= Exercise requirements =
Find the lines holding "name" and copy them.

= Provided records =
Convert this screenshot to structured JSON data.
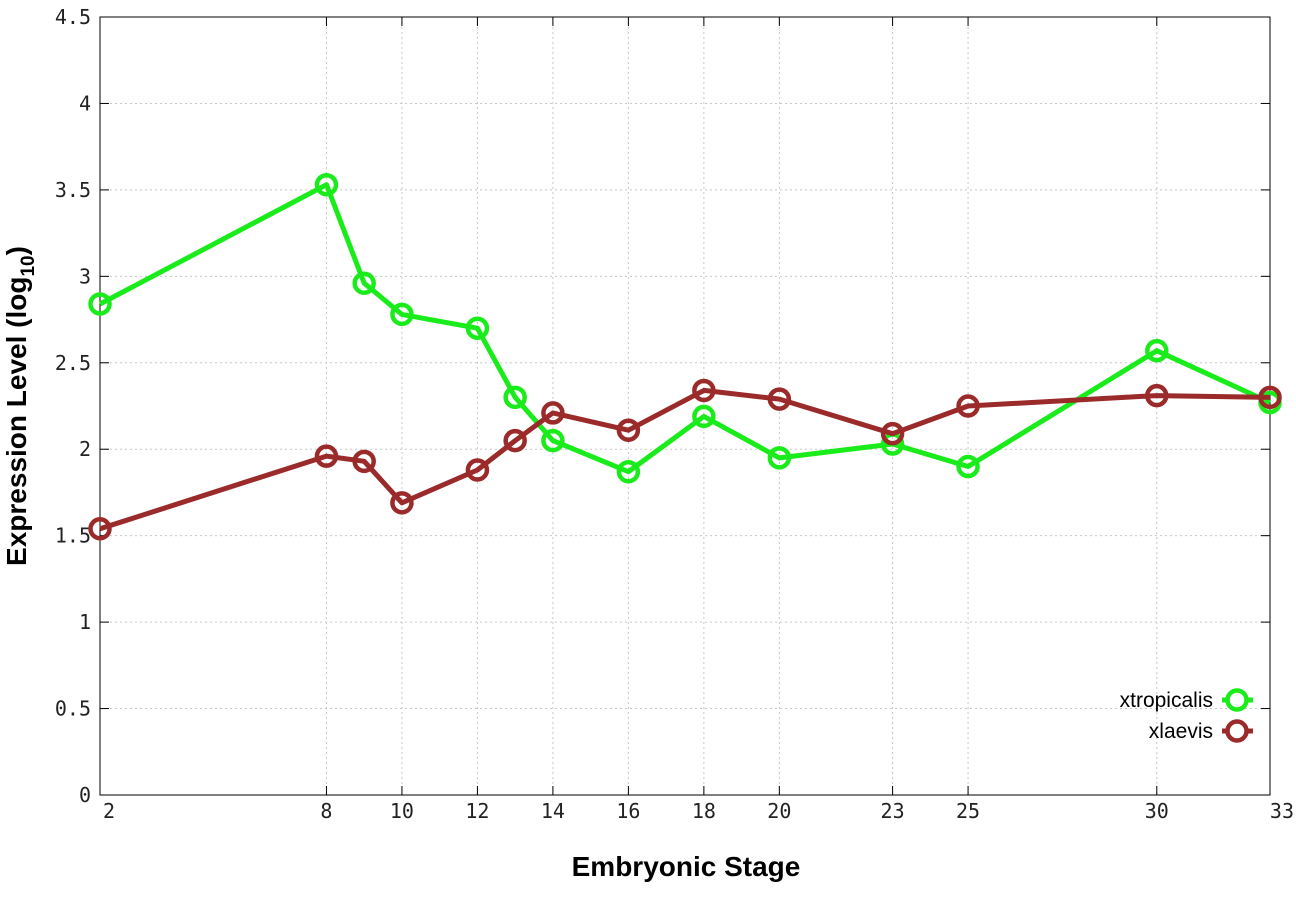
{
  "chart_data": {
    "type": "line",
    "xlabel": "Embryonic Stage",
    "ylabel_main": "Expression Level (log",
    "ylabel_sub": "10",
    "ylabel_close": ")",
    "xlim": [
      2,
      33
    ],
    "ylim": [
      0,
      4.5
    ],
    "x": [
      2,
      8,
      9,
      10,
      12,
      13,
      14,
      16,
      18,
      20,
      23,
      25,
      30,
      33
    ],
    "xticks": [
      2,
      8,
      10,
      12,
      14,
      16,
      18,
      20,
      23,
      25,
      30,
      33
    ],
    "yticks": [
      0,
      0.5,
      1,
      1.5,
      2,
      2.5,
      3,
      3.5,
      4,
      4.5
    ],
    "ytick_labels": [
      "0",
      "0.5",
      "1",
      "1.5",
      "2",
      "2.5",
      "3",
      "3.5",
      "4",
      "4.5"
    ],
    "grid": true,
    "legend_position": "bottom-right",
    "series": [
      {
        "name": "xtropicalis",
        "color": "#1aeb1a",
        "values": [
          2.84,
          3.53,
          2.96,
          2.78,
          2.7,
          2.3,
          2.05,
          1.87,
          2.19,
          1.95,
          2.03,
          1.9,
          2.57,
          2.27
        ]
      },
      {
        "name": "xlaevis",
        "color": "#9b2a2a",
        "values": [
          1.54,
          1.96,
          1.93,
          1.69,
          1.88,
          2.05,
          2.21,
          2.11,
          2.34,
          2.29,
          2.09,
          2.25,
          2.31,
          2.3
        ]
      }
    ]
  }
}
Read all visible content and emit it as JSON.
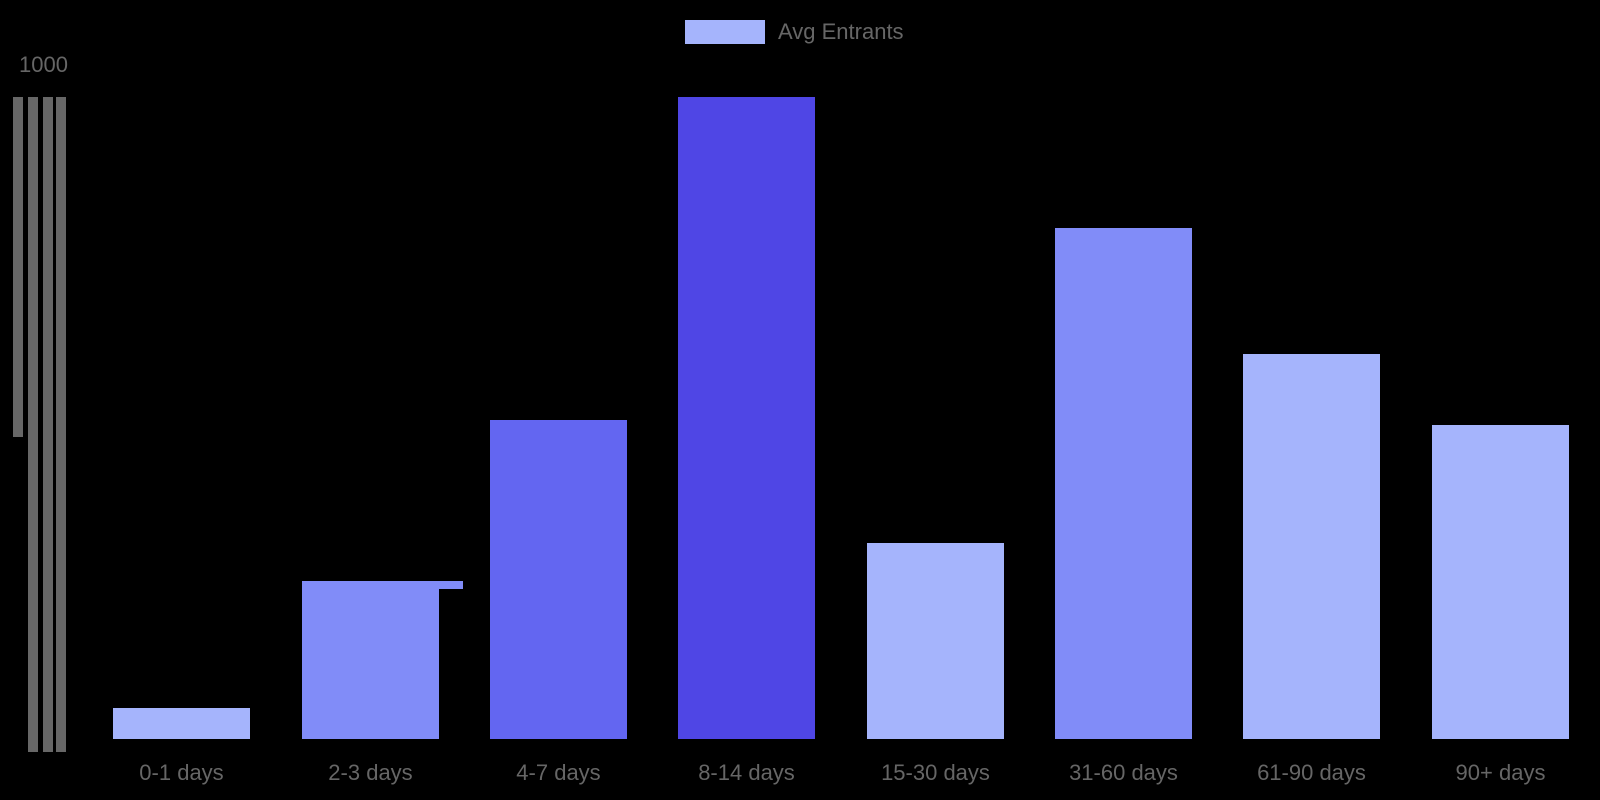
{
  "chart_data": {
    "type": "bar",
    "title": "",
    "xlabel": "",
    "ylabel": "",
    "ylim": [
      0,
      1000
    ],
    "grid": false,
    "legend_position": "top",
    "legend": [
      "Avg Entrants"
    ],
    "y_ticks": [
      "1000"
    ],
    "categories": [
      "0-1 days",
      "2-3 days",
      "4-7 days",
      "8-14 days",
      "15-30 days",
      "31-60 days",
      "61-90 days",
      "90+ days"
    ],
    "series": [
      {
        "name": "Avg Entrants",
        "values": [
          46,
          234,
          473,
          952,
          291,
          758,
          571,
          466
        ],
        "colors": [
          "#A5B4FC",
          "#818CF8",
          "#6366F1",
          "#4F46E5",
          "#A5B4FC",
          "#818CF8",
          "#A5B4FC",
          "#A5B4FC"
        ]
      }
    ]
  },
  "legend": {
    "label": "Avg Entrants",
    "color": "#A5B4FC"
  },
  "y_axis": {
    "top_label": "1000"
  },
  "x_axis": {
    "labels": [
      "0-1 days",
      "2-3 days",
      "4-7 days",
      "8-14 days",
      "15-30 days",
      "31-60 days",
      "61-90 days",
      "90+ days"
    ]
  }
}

==

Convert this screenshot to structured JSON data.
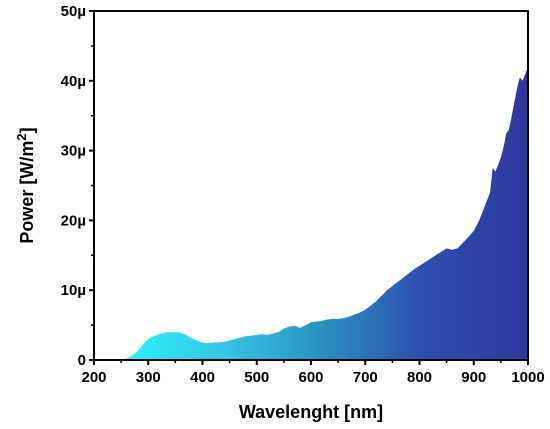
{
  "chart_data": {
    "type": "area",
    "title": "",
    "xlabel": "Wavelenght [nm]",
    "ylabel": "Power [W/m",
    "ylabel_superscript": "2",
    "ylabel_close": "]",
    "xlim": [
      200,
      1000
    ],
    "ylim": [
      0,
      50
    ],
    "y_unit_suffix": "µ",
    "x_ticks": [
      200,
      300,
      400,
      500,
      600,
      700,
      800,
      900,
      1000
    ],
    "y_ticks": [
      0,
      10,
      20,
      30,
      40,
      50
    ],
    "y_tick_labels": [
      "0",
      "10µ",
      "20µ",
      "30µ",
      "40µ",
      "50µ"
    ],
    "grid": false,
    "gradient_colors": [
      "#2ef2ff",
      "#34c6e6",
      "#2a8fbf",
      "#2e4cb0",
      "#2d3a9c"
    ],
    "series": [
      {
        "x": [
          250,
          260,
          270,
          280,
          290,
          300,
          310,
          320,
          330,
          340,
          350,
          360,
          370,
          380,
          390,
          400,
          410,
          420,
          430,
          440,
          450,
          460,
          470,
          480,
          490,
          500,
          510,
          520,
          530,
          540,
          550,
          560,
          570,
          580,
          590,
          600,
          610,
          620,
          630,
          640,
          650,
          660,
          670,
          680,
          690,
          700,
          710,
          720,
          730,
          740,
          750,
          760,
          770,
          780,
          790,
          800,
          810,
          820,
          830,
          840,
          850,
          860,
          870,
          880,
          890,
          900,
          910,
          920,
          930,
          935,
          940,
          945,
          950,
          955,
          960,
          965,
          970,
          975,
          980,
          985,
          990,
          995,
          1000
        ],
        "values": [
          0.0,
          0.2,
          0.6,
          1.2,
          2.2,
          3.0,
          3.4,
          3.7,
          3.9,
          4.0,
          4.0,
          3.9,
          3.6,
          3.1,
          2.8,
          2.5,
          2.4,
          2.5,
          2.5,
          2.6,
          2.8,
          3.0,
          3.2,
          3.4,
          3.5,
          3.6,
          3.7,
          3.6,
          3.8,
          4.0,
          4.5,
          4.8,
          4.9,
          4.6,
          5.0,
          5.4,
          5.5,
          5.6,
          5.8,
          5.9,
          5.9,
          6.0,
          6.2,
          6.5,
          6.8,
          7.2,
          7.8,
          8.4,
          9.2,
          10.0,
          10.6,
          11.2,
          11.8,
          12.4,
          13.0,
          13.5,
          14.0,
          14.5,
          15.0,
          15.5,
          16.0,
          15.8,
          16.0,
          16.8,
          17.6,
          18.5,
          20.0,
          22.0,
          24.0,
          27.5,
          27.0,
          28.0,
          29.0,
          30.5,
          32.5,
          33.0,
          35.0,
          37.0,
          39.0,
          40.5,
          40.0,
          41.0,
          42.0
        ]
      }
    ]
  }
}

= Exercise solution =
        "name": "xtropicalis",
        "name": "xlaevis",
        "name": "Avg Entrants",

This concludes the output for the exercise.